DATA ROWS:
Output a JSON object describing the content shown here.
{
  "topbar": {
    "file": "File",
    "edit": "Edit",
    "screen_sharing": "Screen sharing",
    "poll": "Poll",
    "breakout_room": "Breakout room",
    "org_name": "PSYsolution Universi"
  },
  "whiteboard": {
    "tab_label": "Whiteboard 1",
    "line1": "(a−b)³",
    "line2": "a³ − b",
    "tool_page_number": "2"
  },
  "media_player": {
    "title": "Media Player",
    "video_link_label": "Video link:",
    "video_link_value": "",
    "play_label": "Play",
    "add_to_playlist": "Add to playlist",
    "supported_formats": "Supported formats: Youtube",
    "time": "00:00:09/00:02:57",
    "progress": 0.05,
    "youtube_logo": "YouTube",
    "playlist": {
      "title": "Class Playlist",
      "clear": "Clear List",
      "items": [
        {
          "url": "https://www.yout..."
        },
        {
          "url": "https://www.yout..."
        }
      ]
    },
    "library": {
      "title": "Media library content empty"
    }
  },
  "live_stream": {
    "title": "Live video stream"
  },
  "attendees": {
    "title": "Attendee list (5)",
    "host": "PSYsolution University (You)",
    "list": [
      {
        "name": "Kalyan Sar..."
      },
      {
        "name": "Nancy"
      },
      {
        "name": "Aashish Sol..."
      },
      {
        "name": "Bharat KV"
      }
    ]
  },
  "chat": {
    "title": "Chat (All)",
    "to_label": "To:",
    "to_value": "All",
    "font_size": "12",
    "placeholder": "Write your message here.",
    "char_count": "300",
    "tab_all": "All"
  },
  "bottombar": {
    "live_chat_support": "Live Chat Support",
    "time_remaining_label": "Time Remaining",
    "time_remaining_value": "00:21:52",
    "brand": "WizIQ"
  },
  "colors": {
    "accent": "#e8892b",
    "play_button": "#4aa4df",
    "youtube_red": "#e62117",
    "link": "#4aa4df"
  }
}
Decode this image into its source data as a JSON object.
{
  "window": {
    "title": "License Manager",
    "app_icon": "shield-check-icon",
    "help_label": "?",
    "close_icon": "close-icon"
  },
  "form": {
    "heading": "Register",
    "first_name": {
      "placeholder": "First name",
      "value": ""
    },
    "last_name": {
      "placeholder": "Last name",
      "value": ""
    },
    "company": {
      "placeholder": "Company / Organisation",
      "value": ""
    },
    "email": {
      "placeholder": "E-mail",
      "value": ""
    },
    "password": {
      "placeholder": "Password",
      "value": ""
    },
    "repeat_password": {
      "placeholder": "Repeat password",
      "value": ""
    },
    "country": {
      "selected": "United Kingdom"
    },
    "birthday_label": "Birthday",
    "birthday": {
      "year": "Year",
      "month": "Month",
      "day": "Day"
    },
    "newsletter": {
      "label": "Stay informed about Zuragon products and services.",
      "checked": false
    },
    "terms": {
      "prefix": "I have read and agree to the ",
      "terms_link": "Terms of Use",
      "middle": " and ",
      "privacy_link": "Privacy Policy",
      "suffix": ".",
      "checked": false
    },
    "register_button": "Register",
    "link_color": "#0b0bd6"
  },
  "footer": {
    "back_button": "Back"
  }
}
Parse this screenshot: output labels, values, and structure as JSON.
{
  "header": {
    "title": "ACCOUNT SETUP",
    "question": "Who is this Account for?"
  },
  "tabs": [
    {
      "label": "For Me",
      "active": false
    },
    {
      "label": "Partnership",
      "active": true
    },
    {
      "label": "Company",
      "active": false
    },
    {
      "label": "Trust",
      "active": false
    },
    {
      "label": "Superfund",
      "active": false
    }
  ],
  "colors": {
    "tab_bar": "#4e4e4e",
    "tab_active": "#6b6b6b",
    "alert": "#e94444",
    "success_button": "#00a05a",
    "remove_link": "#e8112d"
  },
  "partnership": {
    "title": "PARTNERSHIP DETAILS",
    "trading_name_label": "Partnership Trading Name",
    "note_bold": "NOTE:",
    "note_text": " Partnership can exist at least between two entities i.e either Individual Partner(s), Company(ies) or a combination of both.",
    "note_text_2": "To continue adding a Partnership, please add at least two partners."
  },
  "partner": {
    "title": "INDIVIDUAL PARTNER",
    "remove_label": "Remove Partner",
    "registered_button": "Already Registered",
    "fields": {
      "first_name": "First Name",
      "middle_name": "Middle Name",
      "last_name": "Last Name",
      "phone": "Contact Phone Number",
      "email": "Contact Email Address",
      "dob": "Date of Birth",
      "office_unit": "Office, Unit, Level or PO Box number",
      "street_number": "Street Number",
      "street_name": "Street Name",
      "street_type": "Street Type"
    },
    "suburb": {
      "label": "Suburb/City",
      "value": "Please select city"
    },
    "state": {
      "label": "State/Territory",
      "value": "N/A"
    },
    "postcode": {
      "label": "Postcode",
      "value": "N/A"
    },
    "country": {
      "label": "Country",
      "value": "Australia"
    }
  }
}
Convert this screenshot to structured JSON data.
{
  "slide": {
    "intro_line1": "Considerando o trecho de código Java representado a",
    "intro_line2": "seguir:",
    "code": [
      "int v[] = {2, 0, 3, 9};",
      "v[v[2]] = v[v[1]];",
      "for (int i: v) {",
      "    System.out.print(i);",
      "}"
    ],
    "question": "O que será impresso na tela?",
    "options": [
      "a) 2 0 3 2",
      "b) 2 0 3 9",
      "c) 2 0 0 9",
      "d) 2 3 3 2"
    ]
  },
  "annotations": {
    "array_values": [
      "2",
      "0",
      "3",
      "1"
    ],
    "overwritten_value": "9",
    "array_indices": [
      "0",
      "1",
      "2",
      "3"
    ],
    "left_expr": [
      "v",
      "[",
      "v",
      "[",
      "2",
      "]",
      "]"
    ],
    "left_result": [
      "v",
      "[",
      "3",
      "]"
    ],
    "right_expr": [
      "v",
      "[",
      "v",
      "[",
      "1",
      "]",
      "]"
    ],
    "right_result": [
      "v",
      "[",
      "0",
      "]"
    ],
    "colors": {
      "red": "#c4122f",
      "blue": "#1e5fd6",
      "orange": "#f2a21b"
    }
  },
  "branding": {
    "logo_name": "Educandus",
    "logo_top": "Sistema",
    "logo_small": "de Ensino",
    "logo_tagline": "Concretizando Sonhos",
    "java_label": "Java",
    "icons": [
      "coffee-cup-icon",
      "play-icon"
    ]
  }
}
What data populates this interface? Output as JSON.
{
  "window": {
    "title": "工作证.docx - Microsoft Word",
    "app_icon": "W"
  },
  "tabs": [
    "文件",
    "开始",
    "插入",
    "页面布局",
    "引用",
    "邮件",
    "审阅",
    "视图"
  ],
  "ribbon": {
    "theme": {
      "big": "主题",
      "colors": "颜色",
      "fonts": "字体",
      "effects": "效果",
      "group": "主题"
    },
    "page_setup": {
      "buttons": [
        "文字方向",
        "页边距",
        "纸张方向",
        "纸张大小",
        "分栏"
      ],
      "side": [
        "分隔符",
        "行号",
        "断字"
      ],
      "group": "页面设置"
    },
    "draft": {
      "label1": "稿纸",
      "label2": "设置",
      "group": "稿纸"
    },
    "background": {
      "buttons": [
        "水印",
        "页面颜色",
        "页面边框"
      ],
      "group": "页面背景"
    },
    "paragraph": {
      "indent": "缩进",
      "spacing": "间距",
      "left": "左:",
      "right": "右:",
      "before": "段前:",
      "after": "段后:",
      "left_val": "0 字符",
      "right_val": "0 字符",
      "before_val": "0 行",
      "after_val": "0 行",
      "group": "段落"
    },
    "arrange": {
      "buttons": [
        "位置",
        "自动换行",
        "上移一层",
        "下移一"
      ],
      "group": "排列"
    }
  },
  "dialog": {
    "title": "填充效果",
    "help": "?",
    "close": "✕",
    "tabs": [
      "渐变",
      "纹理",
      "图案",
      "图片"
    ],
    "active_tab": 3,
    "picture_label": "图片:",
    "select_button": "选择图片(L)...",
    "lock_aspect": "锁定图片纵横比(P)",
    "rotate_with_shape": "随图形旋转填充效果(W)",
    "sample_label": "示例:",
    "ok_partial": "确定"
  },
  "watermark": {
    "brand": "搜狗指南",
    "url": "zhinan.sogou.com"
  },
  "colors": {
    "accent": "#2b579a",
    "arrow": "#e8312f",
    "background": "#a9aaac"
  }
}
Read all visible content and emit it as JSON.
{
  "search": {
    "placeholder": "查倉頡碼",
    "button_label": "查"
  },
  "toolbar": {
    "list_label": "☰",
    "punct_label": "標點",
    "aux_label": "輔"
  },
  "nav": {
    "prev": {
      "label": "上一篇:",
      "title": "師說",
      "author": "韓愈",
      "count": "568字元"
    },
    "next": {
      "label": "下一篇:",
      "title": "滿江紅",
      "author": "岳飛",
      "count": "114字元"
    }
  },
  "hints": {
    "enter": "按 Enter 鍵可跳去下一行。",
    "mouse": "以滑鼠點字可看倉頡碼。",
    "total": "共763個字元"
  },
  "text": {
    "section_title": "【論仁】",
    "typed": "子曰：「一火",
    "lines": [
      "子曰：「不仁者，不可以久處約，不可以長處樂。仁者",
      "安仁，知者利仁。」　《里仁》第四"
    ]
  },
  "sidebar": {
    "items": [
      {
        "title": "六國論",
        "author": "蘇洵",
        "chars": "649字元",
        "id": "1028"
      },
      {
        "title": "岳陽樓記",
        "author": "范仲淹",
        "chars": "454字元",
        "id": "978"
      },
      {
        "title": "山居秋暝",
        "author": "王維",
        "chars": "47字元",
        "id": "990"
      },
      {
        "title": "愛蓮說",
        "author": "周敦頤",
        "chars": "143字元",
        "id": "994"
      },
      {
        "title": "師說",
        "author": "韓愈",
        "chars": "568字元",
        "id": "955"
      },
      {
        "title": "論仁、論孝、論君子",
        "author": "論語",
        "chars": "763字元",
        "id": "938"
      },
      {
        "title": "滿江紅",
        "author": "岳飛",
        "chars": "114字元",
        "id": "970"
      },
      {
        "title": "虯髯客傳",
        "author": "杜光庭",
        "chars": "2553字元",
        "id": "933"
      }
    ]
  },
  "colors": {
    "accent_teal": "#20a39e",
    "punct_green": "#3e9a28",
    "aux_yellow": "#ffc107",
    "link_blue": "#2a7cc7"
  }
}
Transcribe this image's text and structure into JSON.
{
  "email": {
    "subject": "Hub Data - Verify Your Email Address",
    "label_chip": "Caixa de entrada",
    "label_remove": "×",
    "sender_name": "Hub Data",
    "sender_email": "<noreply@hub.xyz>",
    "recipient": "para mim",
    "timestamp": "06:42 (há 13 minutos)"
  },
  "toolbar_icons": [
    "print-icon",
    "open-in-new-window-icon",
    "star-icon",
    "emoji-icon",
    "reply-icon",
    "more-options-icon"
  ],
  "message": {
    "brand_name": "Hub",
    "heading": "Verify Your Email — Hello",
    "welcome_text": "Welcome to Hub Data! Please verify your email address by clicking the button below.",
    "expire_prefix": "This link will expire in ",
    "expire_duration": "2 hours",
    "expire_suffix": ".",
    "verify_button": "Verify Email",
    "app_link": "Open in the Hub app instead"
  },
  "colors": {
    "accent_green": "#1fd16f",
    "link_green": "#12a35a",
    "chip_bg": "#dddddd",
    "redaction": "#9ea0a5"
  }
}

PROBLEM STATEMENT:
Tally every line of the data that holds the word "into" and write the count alone.

OUTPUT OF THE EXERCISE:
2